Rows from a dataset

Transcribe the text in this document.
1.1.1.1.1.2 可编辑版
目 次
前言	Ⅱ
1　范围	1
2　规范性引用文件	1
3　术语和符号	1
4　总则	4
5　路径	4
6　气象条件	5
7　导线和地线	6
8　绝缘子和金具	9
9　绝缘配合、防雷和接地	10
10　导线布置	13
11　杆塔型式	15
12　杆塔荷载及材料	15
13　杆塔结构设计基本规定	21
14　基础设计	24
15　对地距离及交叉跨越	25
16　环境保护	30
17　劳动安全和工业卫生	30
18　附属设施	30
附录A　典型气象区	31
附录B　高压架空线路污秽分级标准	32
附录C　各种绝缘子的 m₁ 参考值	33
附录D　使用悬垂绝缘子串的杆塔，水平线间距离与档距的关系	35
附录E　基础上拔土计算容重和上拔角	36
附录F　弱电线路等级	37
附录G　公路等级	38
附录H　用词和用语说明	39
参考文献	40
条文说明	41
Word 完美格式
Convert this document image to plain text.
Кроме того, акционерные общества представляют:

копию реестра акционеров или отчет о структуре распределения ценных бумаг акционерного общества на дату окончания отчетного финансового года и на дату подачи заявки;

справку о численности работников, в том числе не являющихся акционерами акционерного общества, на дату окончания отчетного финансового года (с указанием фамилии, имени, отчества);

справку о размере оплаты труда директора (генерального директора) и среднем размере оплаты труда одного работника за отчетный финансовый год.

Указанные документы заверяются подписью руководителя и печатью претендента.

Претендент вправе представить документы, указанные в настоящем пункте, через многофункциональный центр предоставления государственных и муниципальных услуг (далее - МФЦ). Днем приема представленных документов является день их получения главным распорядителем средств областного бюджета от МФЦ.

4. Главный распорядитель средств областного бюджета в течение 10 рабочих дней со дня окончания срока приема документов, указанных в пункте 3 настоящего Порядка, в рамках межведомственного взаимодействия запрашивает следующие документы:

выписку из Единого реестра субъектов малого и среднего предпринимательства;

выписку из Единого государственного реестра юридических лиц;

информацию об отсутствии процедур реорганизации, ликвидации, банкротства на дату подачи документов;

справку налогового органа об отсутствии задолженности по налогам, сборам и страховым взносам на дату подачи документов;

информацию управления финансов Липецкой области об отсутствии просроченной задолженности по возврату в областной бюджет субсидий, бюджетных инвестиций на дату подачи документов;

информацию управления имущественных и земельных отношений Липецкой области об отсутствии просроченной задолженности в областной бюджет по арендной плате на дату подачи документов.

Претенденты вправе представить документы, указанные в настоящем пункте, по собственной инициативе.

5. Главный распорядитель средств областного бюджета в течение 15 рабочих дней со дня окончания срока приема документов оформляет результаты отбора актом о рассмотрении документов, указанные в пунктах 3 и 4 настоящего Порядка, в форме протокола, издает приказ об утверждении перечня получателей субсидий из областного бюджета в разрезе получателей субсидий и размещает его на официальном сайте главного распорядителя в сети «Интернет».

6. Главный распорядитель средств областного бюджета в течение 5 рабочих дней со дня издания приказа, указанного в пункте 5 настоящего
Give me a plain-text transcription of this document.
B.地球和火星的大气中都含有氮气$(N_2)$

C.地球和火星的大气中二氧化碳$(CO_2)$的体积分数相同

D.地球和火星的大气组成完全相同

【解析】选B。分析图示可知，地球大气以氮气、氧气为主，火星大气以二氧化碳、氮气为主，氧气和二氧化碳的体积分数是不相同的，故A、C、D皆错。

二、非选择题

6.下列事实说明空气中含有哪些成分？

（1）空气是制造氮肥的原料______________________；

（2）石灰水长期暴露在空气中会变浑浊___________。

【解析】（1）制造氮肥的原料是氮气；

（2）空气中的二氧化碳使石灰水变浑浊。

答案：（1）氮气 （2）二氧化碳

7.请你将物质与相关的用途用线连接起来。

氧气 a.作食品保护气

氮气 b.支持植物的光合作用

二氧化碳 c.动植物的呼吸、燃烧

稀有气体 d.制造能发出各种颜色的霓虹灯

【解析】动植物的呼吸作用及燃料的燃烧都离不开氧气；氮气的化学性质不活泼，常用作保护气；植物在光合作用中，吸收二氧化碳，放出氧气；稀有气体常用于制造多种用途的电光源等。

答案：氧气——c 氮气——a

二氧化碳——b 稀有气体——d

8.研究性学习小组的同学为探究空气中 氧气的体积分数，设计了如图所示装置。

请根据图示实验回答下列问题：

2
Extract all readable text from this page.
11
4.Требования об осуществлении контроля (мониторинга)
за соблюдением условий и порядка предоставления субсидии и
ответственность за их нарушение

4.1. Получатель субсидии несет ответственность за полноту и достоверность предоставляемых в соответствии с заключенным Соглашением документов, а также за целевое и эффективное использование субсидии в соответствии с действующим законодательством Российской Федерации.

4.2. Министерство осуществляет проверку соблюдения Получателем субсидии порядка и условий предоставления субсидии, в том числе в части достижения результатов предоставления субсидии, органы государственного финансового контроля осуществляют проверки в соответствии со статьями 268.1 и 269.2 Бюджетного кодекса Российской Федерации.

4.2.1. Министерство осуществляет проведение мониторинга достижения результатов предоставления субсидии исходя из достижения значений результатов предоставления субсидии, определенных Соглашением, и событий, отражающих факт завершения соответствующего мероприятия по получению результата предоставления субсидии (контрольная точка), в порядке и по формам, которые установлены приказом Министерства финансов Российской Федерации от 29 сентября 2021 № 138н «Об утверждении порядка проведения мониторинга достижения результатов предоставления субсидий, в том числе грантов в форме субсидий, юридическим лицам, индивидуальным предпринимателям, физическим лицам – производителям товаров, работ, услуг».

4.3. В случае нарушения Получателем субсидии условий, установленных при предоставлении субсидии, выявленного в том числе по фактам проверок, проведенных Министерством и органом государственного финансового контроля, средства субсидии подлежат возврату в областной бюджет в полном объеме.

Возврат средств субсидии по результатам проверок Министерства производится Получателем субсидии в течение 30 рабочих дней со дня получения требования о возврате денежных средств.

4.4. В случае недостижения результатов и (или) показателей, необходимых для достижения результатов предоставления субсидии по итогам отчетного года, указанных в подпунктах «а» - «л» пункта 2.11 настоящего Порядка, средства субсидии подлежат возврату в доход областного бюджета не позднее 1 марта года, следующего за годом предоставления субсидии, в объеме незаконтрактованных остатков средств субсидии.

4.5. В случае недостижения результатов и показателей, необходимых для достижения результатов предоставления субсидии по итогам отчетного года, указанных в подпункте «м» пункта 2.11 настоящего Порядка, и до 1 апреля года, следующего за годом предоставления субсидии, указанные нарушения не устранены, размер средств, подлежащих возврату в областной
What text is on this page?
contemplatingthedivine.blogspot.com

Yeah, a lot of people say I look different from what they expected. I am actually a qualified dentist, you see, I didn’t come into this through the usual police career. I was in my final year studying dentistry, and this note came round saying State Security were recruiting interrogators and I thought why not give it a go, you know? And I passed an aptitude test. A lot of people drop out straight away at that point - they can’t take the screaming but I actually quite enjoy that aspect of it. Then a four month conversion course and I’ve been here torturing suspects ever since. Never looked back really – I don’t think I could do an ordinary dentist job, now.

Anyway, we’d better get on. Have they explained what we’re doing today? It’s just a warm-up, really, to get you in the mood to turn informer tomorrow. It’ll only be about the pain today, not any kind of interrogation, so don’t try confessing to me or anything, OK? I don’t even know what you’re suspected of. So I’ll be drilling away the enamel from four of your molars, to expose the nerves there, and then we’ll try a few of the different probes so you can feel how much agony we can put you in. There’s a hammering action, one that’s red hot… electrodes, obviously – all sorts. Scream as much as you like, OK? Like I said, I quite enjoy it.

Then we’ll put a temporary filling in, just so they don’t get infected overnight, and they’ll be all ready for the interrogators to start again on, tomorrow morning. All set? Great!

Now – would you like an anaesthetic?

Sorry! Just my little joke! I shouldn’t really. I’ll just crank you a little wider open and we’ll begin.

* **Problem to work on**
Report how many lines of the listing hold the string "document", giving only the number.

* **Written response**
3